(DIRECTIONS): Using the records provided below, locate and copy each line that contains the word "this".

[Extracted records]
------------------------------------------------

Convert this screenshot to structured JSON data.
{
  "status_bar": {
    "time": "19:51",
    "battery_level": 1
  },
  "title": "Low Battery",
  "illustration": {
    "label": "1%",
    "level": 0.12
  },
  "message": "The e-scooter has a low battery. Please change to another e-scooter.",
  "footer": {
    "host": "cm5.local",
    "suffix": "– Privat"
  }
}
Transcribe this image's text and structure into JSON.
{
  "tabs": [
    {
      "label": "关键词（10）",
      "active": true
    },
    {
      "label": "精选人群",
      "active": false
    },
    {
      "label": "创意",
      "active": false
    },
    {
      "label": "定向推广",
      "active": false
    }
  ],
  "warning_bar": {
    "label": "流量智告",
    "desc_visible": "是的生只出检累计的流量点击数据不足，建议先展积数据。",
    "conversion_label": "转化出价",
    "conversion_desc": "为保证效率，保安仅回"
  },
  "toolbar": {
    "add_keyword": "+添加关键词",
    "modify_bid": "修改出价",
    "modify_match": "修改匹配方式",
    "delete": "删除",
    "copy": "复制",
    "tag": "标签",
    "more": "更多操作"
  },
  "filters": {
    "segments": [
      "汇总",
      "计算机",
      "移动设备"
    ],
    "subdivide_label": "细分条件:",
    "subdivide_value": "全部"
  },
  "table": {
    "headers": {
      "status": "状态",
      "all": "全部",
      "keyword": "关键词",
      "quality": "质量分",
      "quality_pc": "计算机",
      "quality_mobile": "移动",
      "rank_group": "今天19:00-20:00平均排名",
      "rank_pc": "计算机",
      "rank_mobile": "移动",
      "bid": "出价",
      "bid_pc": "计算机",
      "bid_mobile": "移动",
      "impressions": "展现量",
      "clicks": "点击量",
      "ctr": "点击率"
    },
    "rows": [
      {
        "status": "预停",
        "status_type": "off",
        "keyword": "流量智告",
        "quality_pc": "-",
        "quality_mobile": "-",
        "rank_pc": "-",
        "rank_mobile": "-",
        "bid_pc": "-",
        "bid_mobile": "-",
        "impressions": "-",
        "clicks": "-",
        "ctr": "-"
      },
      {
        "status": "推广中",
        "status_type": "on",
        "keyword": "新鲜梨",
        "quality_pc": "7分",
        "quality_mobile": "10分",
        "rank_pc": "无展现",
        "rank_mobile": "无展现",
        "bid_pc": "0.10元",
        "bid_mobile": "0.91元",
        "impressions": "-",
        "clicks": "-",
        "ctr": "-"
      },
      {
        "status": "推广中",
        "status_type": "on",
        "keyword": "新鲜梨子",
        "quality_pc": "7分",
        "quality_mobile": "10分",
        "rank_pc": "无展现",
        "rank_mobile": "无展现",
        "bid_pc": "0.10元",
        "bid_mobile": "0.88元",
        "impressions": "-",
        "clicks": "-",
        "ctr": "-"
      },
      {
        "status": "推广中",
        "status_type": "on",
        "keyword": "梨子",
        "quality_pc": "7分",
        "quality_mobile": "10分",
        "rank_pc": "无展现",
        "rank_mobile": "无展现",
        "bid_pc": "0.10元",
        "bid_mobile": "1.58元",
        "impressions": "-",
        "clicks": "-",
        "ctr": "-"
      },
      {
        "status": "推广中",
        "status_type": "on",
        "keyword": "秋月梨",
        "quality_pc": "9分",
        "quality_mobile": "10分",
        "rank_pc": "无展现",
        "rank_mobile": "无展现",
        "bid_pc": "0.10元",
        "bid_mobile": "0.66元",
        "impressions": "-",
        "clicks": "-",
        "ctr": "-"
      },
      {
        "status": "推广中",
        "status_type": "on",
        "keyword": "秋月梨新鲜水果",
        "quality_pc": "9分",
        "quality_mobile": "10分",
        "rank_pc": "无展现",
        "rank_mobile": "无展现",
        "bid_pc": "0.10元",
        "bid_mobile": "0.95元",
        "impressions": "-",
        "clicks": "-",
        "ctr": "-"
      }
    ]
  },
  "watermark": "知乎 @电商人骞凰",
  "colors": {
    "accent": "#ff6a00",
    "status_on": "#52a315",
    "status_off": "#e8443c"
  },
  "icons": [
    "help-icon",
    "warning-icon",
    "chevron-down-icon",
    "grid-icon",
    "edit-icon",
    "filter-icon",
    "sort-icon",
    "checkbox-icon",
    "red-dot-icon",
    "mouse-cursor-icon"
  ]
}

------------------------------------------------

(THE COMPLETED TASK):
Convert this screenshot to structured JSON data.
Transcribe this image's text and structure into JSON.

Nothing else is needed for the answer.